## Objective:
State the number of lines with the string "Pacific" in them, and nothing else.

## Material for the task:
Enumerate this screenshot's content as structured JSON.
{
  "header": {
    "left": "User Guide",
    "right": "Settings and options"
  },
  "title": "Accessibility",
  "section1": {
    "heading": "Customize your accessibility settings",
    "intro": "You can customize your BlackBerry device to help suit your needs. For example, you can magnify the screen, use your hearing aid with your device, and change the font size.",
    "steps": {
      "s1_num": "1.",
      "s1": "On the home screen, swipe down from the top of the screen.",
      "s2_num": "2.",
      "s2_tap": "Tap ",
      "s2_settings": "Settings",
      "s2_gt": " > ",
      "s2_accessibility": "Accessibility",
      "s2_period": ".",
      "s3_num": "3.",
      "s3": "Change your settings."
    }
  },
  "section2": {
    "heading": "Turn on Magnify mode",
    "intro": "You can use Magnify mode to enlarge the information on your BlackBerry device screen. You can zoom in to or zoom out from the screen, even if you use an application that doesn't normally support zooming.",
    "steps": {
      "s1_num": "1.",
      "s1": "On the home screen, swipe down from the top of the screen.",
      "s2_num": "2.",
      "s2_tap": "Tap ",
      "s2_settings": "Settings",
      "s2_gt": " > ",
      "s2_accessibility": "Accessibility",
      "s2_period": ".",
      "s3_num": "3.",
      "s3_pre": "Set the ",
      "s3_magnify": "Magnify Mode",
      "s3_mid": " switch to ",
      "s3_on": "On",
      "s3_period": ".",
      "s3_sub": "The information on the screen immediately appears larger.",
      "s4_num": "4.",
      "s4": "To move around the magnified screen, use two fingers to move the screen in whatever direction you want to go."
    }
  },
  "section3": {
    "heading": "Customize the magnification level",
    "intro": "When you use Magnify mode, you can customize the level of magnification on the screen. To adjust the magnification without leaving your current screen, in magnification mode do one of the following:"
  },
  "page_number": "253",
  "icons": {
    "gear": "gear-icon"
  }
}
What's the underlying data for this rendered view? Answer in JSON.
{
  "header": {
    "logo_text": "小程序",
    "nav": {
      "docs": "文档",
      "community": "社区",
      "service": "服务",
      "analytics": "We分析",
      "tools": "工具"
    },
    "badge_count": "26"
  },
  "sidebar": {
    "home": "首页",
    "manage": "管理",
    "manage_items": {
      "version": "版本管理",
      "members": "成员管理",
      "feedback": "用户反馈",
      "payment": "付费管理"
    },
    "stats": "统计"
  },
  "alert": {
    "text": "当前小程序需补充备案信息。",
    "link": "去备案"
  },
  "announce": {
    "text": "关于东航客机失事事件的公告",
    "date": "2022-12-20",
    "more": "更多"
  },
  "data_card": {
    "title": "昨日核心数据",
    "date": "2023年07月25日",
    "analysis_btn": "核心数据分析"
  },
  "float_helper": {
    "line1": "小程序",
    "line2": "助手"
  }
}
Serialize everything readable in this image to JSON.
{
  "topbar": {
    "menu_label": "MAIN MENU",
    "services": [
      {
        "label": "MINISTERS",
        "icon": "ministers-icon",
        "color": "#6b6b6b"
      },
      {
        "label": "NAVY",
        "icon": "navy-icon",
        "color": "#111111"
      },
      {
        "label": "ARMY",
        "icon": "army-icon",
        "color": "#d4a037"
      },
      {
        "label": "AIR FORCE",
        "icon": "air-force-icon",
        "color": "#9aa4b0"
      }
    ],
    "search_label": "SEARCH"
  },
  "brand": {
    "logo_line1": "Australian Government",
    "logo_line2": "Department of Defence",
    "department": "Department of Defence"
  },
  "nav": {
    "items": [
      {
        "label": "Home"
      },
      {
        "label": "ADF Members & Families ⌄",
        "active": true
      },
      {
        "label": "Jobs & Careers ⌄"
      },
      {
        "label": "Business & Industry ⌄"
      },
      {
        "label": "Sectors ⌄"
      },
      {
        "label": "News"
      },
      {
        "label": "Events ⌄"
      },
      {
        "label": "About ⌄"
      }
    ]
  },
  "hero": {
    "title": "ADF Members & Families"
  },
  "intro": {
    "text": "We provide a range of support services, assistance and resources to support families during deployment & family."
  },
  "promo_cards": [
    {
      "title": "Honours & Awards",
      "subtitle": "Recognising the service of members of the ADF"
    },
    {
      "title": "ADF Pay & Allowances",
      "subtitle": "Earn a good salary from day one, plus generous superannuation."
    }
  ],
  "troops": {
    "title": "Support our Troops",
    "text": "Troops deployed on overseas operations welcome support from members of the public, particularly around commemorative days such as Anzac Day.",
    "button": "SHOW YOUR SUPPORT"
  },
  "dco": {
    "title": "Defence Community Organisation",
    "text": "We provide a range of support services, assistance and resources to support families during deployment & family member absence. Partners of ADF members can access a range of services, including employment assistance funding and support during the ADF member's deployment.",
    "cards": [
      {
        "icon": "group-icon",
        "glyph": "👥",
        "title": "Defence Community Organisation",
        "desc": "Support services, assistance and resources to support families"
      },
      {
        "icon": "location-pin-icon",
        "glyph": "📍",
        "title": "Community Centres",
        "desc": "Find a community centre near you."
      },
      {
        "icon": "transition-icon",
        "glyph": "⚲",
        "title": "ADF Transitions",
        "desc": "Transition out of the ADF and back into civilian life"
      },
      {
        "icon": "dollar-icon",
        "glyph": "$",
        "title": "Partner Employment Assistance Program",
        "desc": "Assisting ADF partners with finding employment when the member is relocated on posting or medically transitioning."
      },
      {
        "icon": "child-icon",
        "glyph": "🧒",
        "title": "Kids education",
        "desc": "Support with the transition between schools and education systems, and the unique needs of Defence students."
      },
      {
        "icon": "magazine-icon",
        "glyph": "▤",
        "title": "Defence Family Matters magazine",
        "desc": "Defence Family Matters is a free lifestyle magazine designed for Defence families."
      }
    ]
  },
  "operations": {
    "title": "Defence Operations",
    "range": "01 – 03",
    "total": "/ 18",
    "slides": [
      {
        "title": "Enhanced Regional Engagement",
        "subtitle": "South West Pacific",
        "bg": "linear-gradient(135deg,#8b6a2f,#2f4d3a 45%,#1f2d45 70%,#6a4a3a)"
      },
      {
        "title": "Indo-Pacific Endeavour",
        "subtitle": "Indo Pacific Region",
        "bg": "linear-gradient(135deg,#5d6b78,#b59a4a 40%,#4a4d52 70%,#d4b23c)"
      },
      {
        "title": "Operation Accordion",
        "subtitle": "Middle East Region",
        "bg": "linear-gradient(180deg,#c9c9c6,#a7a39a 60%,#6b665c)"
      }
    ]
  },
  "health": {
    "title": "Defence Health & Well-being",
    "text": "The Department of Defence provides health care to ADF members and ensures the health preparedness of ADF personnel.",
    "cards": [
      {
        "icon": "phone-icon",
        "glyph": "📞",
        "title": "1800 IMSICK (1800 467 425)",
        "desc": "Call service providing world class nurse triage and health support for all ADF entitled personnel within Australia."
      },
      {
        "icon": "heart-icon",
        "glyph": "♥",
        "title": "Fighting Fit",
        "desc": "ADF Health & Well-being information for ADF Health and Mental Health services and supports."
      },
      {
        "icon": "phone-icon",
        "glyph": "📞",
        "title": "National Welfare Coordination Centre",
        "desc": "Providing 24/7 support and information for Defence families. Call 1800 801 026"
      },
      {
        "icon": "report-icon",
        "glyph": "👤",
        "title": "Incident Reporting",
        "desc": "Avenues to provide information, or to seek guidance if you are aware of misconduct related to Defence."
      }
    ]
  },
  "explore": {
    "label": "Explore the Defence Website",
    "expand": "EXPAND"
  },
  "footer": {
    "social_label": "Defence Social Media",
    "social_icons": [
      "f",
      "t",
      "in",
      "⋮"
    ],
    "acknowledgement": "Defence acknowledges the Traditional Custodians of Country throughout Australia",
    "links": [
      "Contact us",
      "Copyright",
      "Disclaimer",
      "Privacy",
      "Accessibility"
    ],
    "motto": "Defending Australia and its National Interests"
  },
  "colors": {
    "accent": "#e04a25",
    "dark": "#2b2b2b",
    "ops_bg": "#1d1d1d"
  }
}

## Answer to this task:
3